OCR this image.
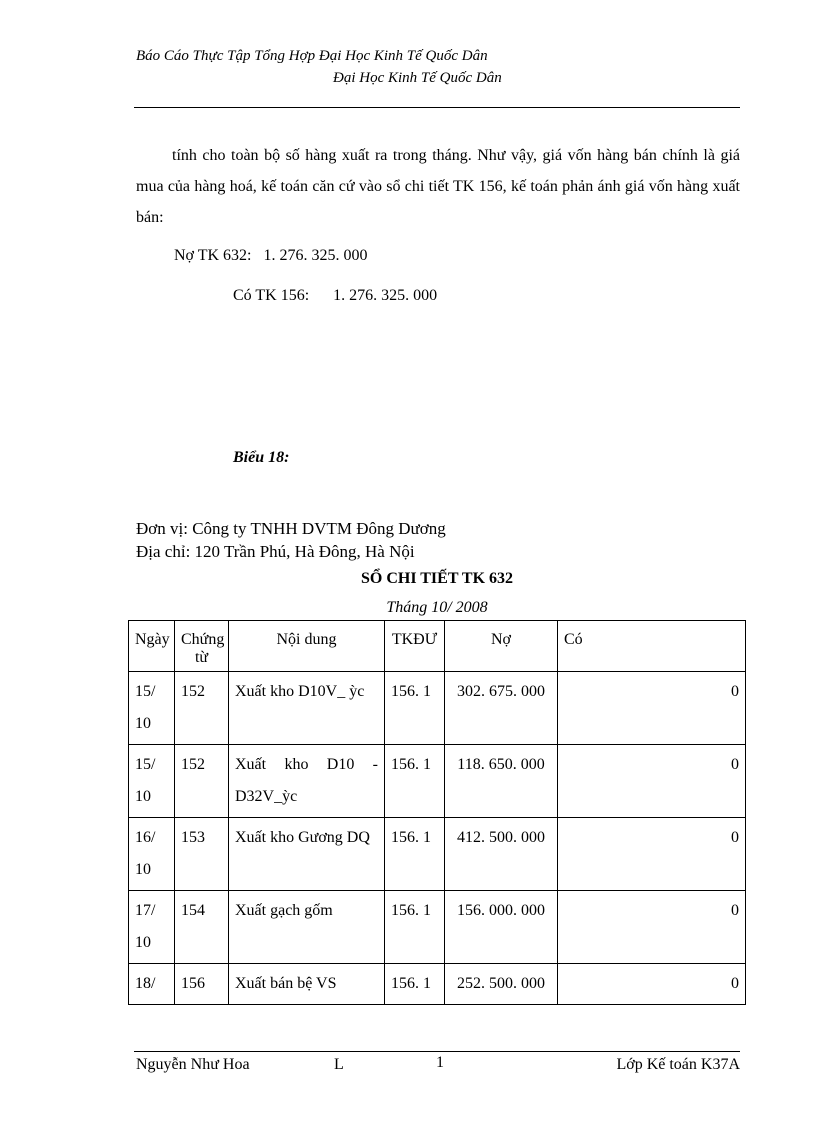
Báo Cáo Thực Tập Tổng Hợp Đại Học Kinh Tế Quốc Dân
Đại Học Kinh Tế Quốc Dân
tính cho toàn bộ số hàng xuất ra trong tháng. Như vậy, giá vốn hàng bán chính là giá mua của hàng hoá, kế toán căn cứ vào sổ chi tiết TK 156, kế toán phản ánh giá vốn hàng xuất bán:
Nợ TK 632: 1. 276. 325. 000
Có TK 156: 1. 276. 325. 000
Biểu 18:
Đơn vị: Công ty TNHH DVTM Đông Dương
Địa chỉ: 120 Trần Phú, Hà Đông, Hà Nội
SỔ CHI TIẾT TK 632
Tháng 10/ 2008
Ngày	Chứng từ	Nội dung	TKĐƯ	Nợ	Có
15/ 10	152	Xuất kho D10V_ ỳc	156. 1	302. 675. 000	0
15/ 10	152	Xuất kho D10 - D32V_ỳc	156. 1	118. 650. 000	0
16/ 10	153	Xuất kho Gương DQ	156. 1	412. 500. 000	0
17/ 10	154	Xuất gạch gốm	156. 1	156. 000. 000	0
18/	156	Xuất bán bệ VS	156. 1	252. 500. 000	0
Nguyễn Như Hoa	L	1	Lớp Kế toán K37A
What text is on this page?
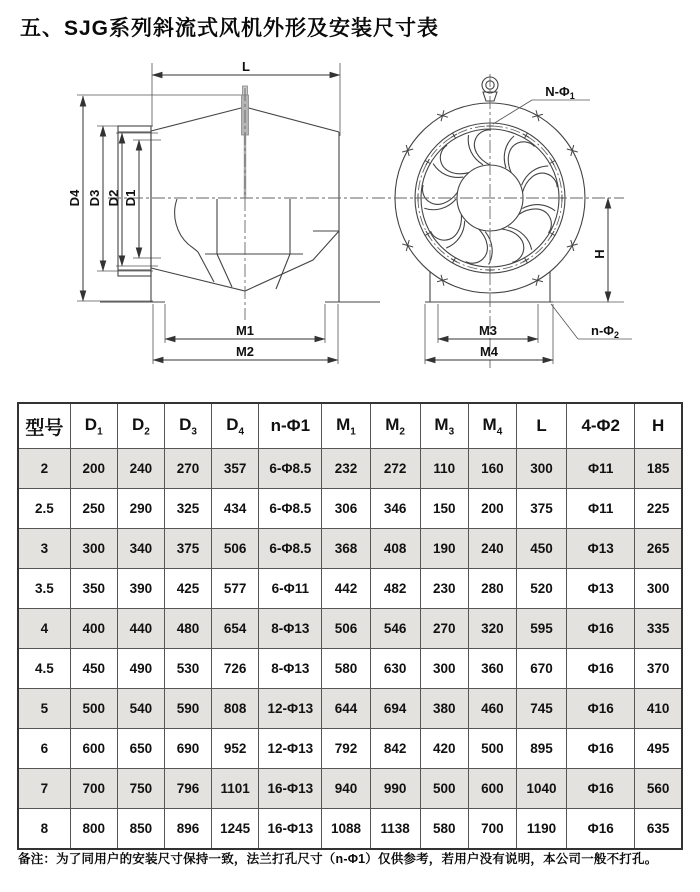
五、SJG系列斜流式风机外形及安装尺寸表
L
D4 D3 D2 D1
M1
M2
$N-\Phi_1$
H
M3
M4
$n-\Phi_2$
型号	$D_1$	$D_2$	$D_3$	$D_4$	n-Φ1	$M_1$	$M_2$	$M_3$	$M_4$	L	4-Φ2	H
2	200	240	270	357	6-Φ8.5	232	272	110	160	300	Φ11	185
2.5	250	290	325	434	6-Φ8.5	306	346	150	200	375	Φ11	225
3	300	340	375	506	6-Φ8.5	368	408	190	240	450	Φ13	265
3.5	350	390	425	577	6-Φ11	442	482	230	280	520	Φ13	300
4	400	440	480	654	8-Φ13	506	546	270	320	595	Φ16	335
4.5	450	490	530	726	8-Φ13	580	630	300	360	670	Φ16	370
5	500	540	590	808	12-Φ13	644	694	380	460	745	Φ16	410
6	600	650	690	952	12-Φ13	792	842	420	500	895	Φ16	495
7	700	750	796	1101	16-Φ13	940	990	500	600	1040	Φ16	560
8	800	850	896	1245	16-Φ13	1088	1138	580	700	1190	Φ16	635
备注：为了同用户的安装尺寸保持一致，法兰打孔尺寸（n-Φ1）仅供参考，若用户没有说明，本公司一般不打孔。
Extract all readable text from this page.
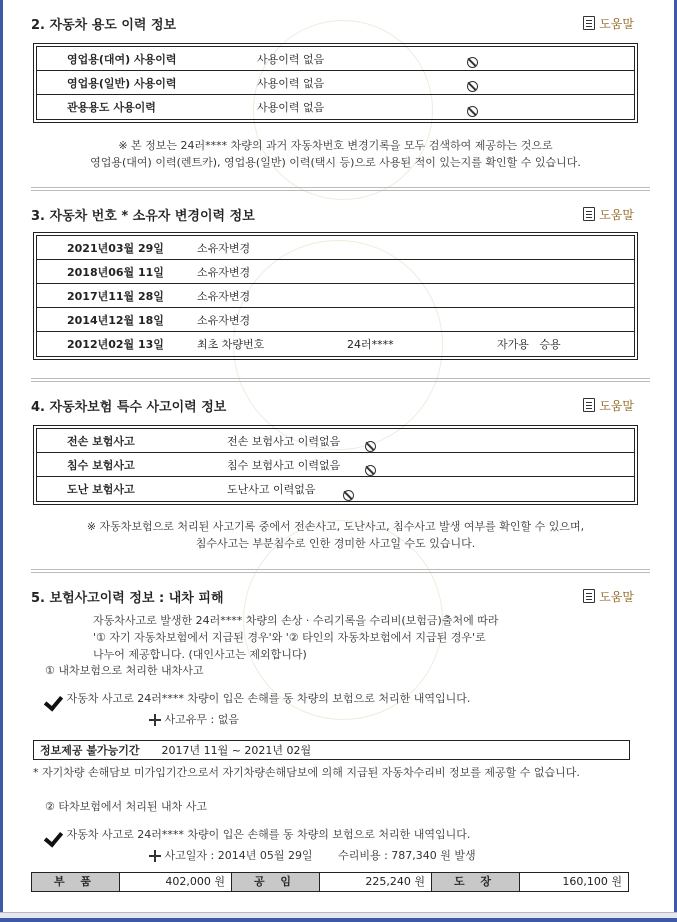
2. 자동차 용도 이력 정보	도움말
영업용(대여) 사용이력	사용이력 없음
영업용(일반) 사용이력	사용이력 없음
관용용도 사용이력	사용이력 없음
※ 본 정보는 24러**** 차량의 과거 자동차번호 변경기록을 모두 검색하여 제공하는 것으로
영업용(대여) 이력(렌트카), 영업용(일반) 이력(택시 등)으로 사용된 적이 있는지를 확인할 수 있습니다.
3. 자동차 번호 * 소유자 변경이력 정보	도움말
2021년03월 29일	소유자변경
2018년06월 11일	소유자변경
2017년11월 28일	소유자변경
2014년12월 18일	소유자변경
2012년02월 13일	최초 차량번호	24러****	자가용   승용
4. 자동차보험 특수 사고이력 정보	도움말
전손 보험사고	전손 보험사고 이력없음
침수 보험사고	침수 보험사고 이력없음
도난 보험사고	도난사고 이력없음
※ 자동차보험으로 처리된 사고기록 중에서 전손사고, 도난사고, 침수사고 발생 여부를 확인할 수 있으며,
침수사고는 부분침수로 인한 경미한 사고일 수도 있습니다.
5. 보험사고이력 정보 : 내차 피해	도움말
자동차사고로 발생한 24러**** 차량의 손상 · 수리기록을 수리비(보험금)출처에 따라
'① 자기 자동차보험에서 지급된 경우'와 '② 타인의 자동차보험에서 지급된 경우'로
나누어 제공합니다. (대인사고는 제외합니다)
① 내차보험으로 처리한 내차사고
자동차 사고로 24러**** 차량이 입은 손해를 동 차량의 보험으로 처리한 내역입니다.
사고유무 : 없음
정보제공 불가능기간 2017년 11월 ~ 2021년 02월
* 자기차량 손해담보 미가입기간으로서 자기차량손해담보에 의해 지급된 자동차수리비 정보를 제공할 수 없습니다.
② 타차보험에서 처리된 내차 사고
자동차 사고로 24러**** 차량이 입은 손해를 동 차량의 보험으로 처리한 내역입니다.
사고일자 : 2014년 05월 29일 수리비용 : 787,340 원 발생
부 품	402,000 원	공 임	225,240 원	도 장	160,100 원
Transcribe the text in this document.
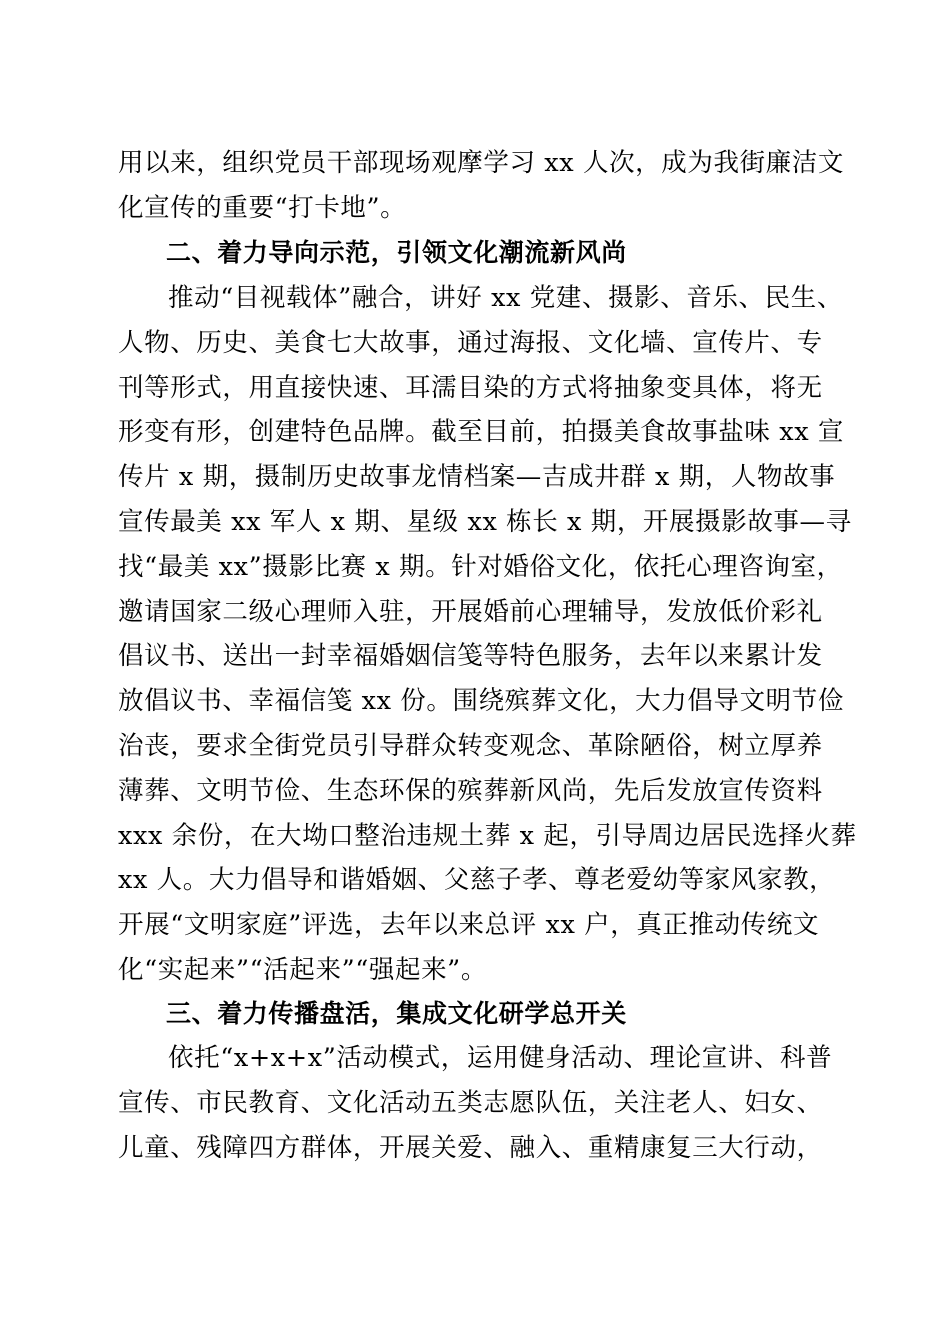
用以来，组织党员干部现场观摩学习 xx 人次，成为我街廉洁文
化宣传的重要“打卡地”。
二、着力导向示范，引领文化潮流新风尚
推动“目视载体”融合，讲好 xx 党建、摄影、音乐、民生、
人物、历史、美食七大故事，通过海报、文化墙、宣传片、专
刊等形式，用直接快速、耳濡目染的方式将抽象变具体，将无
形变有形，创建特色品牌。截至目前，拍摄美食故事盐味 xx 宣
传片 x 期，摄制历史故事龙情档案—吉成井群 x 期，人物故事
宣传最美 xx 军人 x 期、星级 xx 栋长 x 期，开展摄影故事—寻
找“最美 xx”摄影比赛 x 期。针对婚俗文化，依托心理咨询室，
邀请国家二级心理师入驻，开展婚前心理辅导，发放低价彩礼
倡议书、送出一封幸福婚姻信笺等特色服务，去年以来累计发
放倡议书、幸福信笺 xx 份。围绕殡葬文化，大力倡导文明节俭
治丧，要求全街党员引导群众转变观念、革除陋俗，树立厚养
薄葬、文明节俭、生态环保的殡葬新风尚，先后发放宣传资料
xxx 余份，在大坳口整治违规土葬 x 起，引导周边居民选择火葬
xx 人。大力倡导和谐婚姻、父慈子孝、尊老爱幼等家风家教，
开展“文明家庭”评选，去年以来总评 xx 户，真正推动传统文
化“实起来”“活起来”“强起来”。
三、着力传播盘活，集成文化研学总开关
依托“x+x+x”活动模式，运用健身活动、理论宣讲、科普
宣传、市民教育、文化活动五类志愿队伍，关注老人、妇女、
儿童、残障四方群体，开展关爱、融入、重精康复三大行动，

**Exercise aim:**
Using the listing above, show each line holding the string "소유자변경".

**Answer to this problem:**
2021년03월 29일	소유자변경
2018년06월 11일	소유자변경
2017년11월 28일	소유자변경
2014년12월 18일	소유자변경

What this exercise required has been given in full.